(Data extracted from a collection)
-=-=-

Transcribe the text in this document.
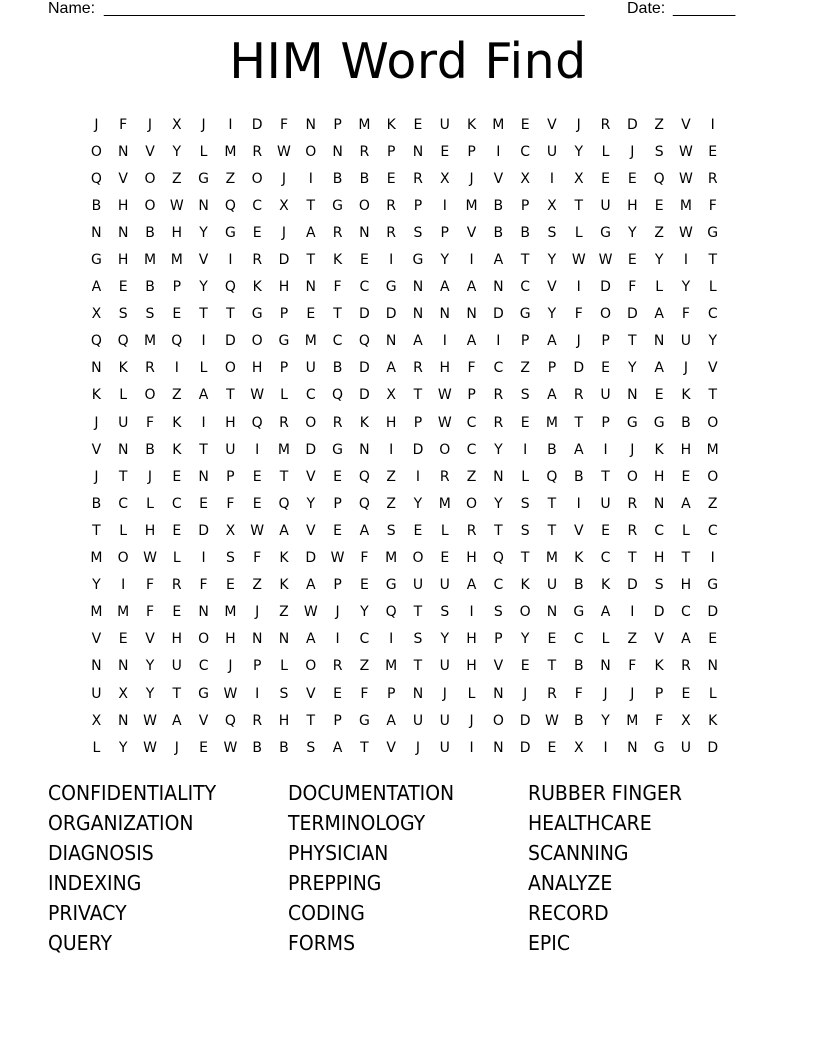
Name: ______________________________________________________	Date: _______
HIM Word Find
J	F	J	X	J	I	D	F	N	P	M	K	E	U	K	M	E	V	J	R	D	Z	V	I
O	N	V	Y	L	M	R	W	O	N	R	P	N	E	P	I	C	U	Y	L	J	S	W	E
Q	V	O	Z	G	Z	O	J	I	B	B	E	R	X	J	V	X	I	X	E	E	Q	W	R
B	H	O	W	N	Q	C	X	T	G	O	R	P	I	M	B	P	X	T	U	H	E	M	F
N	N	B	H	Y	G	E	J	A	R	N	R	S	P	V	B	B	S	L	G	Y	Z	W	G
G	H	M	M	V	I	R	D	T	K	E	I	G	Y	I	A	T	Y	W	W	E	Y	I	T
A	E	B	P	Y	Q	K	H	N	F	C	G	N	A	A	N	C	V	I	D	F	L	Y	L
X	S	S	E	T	T	G	P	E	T	D	D	N	N	N	D	G	Y	F	O	D	A	F	C
Q	Q	M	Q	I	D	O	G	M	C	Q	N	A	I	A	I	P	A	J	P	T	N	U	Y
N	K	R	I	L	O	H	P	U	B	D	A	R	H	F	C	Z	P	D	E	Y	A	J	V
K	L	O	Z	A	T	W	L	C	Q	D	X	T	W	P	R	S	A	R	U	N	E	K	T
J	U	F	K	I	H	Q	R	O	R	K	H	P	W	C	R	E	M	T	P	G	G	B	O
V	N	B	K	T	U	I	M	D	G	N	I	D	O	C	Y	I	B	A	I	J	K	H	M
J	T	J	E	N	P	E	T	V	E	Q	Z	I	R	Z	N	L	Q	B	T	O	H	E	O
B	C	L	C	E	F	E	Q	Y	P	Q	Z	Y	M	O	Y	S	T	I	U	R	N	A	Z
T	L	H	E	D	X	W	A	V	E	A	S	E	L	R	T	S	T	V	E	R	C	L	C
M	O	W	L	I	S	F	K	D	W	F	M	O	E	H	Q	T	M	K	C	T	H	T	I
Y	I	F	R	F	E	Z	K	A	P	E	G	U	U	A	C	K	U	B	K	D	S	H	G
M	M	F	E	N	M	J	Z	W	J	Y	Q	T	S	I	S	O	N	G	A	I	D	C	D
V	E	V	H	O	H	N	N	A	I	C	I	S	Y	H	P	Y	E	C	L	Z	V	A	E
N	N	Y	U	C	J	P	L	O	R	Z	M	T	U	H	V	E	T	B	N	F	K	R	N
U	X	Y	T	G	W	I	S	V	E	F	P	N	J	L	N	J	R	F	J	J	P	E	L
X	N	W	A	V	Q	R	H	T	P	G	A	U	U	J	O	D	W	B	Y	M	F	X	K
L	Y	W	J	E	W	B	B	S	A	T	V	J	U	I	N	D	E	X	I	N	G	U	D
CONFIDENTIALITY
ORGANIZATION
DIAGNOSIS
INDEXING
PRIVACY
QUERY
DOCUMENTATION
TERMINOLOGY
PHYSICIAN
PREPPING
CODING
FORMS
RUBBER FINGER
HEALTHCARE
SCANNING
ANALYZE
RECORD
EPIC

-=-=-

(Task requirements):
Leave out the pictures and copy everything else in the records word for word.

(Reply):
Transcribe the text in this document.
Name: ______________________________________________________	Date: _______
HIM Word Find
J	F	J	X	J	I	D	F	N	P	M	K	E	U	K	M	E	V	J	R	D	Z	V	I
O	N	V	Y	L	M	R	W	O	N	R	P	N	E	P	I	C	U	Y	L	J	S	W	E
Q	V	O	Z	G	Z	O	J	I	B	B	E	R	X	J	V	X	I	X	E	E	Q	W	R
B	H	O	W	N	Q	C	X	T	G	O	R	P	I	M	B	P	X	T	U	H	E	M	F
N	N	B	H	Y	G	E	J	A	R	N	R	S	P	V	B	B	S	L	G	Y	Z	W	G
G	H	M	M	V	I	R	D	T	K	E	I	G	Y	I	A	T	Y	W	W	E	Y	I	T
A	E	B	P	Y	Q	K	H	N	F	C	G	N	A	A	N	C	V	I	D	F	L	Y	L
X	S	S	E	T	T	G	P	E	T	D	D	N	N	N	D	G	Y	F	O	D	A	F	C
Q	Q	M	Q	I	D	O	G	M	C	Q	N	A	I	A	I	P	A	J	P	T	N	U	Y
N	K	R	I	L	O	H	P	U	B	D	A	R	H	F	C	Z	P	D	E	Y	A	J	V
K	L	O	Z	A	T	W	L	C	Q	D	X	T	W	P	R	S	A	R	U	N	E	K	T
J	U	F	K	I	H	Q	R	O	R	K	H	P	W	C	R	E	M	T	P	G	G	B	O
V	N	B	K	T	U	I	M	D	G	N	I	D	O	C	Y	I	B	A	I	J	K	H	M
J	T	J	E	N	P	E	T	V	E	Q	Z	I	R	Z	N	L	Q	B	T	O	H	E	O
B	C	L	C	E	F	E	Q	Y	P	Q	Z	Y	M	O	Y	S	T	I	U	R	N	A	Z
T	L	H	E	D	X	W	A	V	E	A	S	E	L	R	T	S	T	V	E	R	C	L	C
M	O	W	L	I	S	F	K	D	W	F	M	O	E	H	Q	T	M	K	C	T	H	T	I
Y	I	F	R	F	E	Z	K	A	P	E	G	U	U	A	C	K	U	B	K	D	S	H	G
M	M	F	E	N	M	J	Z	W	J	Y	Q	T	S	I	S	O	N	G	A	I	D	C	D
V	E	V	H	O	H	N	N	A	I	C	I	S	Y	H	P	Y	E	C	L	Z	V	A	E
N	N	Y	U	C	J	P	L	O	R	Z	M	T	U	H	V	E	T	B	N	F	K	R	N
U	X	Y	T	G	W	I	S	V	E	F	P	N	J	L	N	J	R	F	J	J	P	E	L
X	N	W	A	V	Q	R	H	T	P	G	A	U	U	J	O	D	W	B	Y	M	F	X	K
L	Y	W	J	E	W	B	B	S	A	T	V	J	U	I	N	D	E	X	I	N	G	U	D
CONFIDENTIALITY
ORGANIZATION
DIAGNOSIS
INDEXING
PRIVACY
QUERY
DOCUMENTATION
TERMINOLOGY
PHYSICIAN
PREPPING
CODING
FORMS
RUBBER FINGER
HEALTHCARE
SCANNING
ANALYZE
RECORD
EPIC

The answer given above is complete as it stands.